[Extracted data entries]
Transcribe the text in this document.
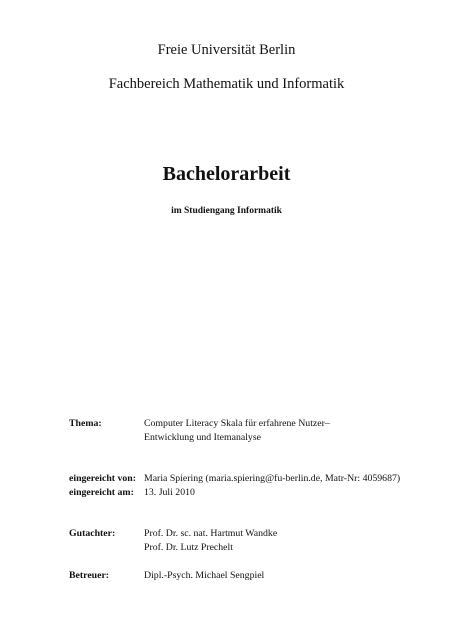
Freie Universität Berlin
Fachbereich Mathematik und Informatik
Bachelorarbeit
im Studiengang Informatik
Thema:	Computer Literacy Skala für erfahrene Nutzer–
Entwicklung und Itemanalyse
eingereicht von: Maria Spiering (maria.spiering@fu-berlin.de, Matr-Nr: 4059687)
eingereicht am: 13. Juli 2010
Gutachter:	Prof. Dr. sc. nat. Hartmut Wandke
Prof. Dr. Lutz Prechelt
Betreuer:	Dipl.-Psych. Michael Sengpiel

> **Exercise**: Look through the listing above. Pick out each line with "eingereicht" and copy it.

> **Task output**:
eingereicht von: Maria Spiering (maria.spiering@fu-berlin.de, Matr-Nr: 4059687)
eingereicht am: 13. Juli 2010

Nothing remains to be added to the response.